**Given request**: Check every line of the entries for "this", and copy the lines that hold it.
--- Start of Material shown ---
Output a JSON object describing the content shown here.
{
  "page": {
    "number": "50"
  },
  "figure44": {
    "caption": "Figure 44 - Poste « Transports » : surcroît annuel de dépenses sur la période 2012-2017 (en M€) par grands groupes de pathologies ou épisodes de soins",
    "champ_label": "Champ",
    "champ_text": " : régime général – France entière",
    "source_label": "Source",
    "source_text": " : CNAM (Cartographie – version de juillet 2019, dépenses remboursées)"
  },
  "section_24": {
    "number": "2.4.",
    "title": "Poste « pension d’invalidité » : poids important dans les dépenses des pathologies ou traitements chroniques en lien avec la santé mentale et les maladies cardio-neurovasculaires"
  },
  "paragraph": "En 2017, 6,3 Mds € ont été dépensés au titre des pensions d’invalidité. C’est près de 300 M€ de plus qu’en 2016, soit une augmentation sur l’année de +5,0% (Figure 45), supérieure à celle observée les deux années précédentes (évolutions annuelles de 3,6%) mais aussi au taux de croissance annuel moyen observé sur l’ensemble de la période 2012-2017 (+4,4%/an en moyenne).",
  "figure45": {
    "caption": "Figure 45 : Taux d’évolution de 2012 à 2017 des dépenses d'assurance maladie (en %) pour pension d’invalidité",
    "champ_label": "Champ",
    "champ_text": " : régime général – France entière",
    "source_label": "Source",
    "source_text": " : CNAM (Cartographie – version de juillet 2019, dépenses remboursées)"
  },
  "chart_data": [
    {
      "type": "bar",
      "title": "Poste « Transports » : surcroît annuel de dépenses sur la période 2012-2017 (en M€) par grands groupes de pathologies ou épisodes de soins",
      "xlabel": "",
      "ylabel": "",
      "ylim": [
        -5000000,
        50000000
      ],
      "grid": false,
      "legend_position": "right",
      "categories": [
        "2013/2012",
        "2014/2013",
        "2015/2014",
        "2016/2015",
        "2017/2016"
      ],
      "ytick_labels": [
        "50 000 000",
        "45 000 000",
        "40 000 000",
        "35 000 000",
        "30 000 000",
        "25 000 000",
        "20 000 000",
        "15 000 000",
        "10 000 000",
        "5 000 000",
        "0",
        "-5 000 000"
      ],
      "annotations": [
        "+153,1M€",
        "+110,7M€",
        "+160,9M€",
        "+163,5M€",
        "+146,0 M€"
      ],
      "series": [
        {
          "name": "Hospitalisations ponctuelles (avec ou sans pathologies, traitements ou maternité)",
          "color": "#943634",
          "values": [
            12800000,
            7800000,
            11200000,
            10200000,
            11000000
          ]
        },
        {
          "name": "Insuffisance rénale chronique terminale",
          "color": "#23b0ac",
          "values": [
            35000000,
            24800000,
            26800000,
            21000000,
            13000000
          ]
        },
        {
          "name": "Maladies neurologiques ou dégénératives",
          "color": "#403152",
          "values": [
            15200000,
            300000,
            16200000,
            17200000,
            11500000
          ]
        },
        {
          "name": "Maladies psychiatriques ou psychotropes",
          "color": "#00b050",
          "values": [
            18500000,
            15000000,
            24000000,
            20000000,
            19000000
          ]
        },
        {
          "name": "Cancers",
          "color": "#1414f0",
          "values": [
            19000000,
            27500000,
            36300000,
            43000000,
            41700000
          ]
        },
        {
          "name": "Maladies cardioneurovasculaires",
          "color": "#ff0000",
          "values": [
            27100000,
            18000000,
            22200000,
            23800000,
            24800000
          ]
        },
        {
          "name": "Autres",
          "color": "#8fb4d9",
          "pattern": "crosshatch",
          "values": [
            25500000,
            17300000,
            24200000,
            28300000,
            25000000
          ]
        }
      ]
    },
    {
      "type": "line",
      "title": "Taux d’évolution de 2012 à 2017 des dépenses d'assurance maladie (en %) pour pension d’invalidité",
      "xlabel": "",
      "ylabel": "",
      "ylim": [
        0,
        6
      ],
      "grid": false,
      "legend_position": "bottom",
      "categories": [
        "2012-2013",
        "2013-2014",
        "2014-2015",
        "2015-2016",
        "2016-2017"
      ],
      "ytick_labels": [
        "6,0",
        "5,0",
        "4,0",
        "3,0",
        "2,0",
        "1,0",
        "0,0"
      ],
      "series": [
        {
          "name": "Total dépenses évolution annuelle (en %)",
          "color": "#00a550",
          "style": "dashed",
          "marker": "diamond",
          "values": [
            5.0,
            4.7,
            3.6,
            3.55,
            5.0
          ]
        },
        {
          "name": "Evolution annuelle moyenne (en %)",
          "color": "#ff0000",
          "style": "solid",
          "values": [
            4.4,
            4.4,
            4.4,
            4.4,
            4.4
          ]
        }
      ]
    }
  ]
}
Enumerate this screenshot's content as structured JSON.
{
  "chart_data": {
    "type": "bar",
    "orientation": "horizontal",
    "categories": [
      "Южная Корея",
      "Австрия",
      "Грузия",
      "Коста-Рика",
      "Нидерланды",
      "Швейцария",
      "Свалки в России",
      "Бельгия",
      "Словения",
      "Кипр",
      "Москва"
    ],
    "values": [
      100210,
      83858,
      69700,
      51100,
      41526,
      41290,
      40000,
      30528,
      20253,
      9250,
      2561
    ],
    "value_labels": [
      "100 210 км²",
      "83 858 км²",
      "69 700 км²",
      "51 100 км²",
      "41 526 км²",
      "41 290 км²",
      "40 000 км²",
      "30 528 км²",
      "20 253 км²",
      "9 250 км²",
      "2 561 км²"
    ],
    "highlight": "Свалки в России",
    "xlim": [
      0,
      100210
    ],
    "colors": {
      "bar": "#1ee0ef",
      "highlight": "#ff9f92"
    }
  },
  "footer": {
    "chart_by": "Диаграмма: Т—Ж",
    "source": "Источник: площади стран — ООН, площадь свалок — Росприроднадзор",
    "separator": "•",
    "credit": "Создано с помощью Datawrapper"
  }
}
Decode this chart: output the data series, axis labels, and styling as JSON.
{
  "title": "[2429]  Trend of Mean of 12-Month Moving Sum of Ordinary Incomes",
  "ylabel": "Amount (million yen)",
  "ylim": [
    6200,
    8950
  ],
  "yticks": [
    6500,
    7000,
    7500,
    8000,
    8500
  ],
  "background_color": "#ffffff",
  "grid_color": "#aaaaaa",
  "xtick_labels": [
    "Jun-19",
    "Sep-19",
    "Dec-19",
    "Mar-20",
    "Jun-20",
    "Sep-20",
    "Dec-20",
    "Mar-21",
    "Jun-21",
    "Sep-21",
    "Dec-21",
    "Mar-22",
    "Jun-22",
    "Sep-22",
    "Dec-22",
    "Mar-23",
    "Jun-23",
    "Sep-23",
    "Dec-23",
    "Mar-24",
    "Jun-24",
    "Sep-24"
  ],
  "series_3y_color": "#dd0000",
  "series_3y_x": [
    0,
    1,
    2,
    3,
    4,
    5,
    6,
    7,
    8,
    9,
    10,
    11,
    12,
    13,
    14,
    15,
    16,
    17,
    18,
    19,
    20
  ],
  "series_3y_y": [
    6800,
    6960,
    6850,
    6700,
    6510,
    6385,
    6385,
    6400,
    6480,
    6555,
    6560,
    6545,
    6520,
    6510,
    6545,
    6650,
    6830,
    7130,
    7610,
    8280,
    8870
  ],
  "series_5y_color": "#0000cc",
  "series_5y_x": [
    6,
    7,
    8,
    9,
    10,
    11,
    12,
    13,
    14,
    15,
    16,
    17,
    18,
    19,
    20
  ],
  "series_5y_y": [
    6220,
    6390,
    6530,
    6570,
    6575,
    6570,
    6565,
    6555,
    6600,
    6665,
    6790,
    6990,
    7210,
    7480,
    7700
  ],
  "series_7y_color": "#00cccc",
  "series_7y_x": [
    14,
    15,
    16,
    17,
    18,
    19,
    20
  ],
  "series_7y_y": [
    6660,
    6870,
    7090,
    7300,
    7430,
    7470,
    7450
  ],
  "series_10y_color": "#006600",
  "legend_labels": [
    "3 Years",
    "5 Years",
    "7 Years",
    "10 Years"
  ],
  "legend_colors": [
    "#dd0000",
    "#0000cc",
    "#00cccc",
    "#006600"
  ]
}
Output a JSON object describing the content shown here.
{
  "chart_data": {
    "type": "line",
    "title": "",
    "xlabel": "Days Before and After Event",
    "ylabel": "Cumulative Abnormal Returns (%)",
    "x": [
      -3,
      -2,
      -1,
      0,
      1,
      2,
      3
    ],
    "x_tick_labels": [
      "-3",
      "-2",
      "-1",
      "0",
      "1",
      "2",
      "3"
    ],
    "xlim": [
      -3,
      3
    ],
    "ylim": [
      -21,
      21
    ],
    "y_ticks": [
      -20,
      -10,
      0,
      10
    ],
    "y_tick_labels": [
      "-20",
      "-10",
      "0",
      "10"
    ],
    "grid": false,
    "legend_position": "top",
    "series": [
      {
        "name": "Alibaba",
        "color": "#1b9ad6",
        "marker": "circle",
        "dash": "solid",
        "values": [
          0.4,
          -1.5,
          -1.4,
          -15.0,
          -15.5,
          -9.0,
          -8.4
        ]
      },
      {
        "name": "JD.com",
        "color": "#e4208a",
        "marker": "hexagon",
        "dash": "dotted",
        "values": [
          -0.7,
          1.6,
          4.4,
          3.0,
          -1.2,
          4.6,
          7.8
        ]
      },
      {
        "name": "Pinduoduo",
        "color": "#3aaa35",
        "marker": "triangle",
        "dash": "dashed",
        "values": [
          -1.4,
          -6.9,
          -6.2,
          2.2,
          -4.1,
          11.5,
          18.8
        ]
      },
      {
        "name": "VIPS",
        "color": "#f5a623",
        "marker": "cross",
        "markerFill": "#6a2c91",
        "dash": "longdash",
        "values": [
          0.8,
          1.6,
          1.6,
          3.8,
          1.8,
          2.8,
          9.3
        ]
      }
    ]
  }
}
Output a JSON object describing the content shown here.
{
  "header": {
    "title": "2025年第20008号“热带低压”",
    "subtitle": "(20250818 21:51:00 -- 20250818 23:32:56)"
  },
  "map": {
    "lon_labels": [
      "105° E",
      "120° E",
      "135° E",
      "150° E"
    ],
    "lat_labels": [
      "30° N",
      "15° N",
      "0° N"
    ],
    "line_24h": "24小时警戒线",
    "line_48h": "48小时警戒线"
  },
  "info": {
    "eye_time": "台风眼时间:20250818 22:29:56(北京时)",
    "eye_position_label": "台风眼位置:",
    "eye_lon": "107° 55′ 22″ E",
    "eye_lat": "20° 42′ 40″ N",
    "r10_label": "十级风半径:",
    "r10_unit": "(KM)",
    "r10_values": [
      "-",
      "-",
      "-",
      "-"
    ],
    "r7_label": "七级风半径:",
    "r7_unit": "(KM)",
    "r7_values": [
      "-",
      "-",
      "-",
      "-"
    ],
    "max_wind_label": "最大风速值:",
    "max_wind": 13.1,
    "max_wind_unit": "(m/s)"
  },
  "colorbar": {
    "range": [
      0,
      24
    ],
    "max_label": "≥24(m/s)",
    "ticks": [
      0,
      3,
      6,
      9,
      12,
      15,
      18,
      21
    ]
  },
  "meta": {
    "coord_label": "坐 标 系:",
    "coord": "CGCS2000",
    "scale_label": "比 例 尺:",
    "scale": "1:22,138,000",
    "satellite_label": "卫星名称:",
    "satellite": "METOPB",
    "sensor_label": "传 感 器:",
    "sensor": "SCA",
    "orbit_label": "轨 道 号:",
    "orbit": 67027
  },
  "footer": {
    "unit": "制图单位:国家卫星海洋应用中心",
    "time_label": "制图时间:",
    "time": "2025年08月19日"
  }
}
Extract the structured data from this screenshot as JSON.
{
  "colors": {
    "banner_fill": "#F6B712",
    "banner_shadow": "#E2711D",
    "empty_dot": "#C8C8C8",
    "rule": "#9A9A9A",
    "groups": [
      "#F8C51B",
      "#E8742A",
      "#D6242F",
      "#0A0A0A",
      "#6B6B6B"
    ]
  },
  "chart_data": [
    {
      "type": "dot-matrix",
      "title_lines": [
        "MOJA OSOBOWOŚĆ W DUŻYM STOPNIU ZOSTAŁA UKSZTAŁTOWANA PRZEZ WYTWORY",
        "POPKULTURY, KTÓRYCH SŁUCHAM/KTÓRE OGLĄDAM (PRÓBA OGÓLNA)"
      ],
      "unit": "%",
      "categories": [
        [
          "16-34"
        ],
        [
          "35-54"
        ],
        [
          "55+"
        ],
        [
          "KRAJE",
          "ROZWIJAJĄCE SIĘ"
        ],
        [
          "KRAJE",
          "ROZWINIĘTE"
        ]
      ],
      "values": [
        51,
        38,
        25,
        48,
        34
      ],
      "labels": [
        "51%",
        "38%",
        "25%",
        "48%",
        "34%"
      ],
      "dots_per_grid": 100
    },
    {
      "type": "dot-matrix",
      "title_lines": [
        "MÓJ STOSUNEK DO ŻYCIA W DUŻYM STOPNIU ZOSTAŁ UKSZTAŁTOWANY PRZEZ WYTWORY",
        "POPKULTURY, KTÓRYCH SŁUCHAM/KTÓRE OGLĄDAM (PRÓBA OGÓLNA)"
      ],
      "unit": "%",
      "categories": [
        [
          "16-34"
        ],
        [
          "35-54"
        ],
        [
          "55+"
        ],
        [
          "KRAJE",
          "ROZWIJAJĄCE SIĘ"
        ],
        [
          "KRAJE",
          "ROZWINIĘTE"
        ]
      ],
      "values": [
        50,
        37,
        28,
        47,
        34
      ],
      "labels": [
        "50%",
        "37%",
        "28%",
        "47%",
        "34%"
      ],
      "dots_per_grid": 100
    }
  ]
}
--- End of Material shown ---
**Exercise solution**:
Enumerate this screenshot's content as structured JSON.
Decode this chart: output the data series, axis labels, and styling as JSON.
Extract the structured data from this screenshot as JSON.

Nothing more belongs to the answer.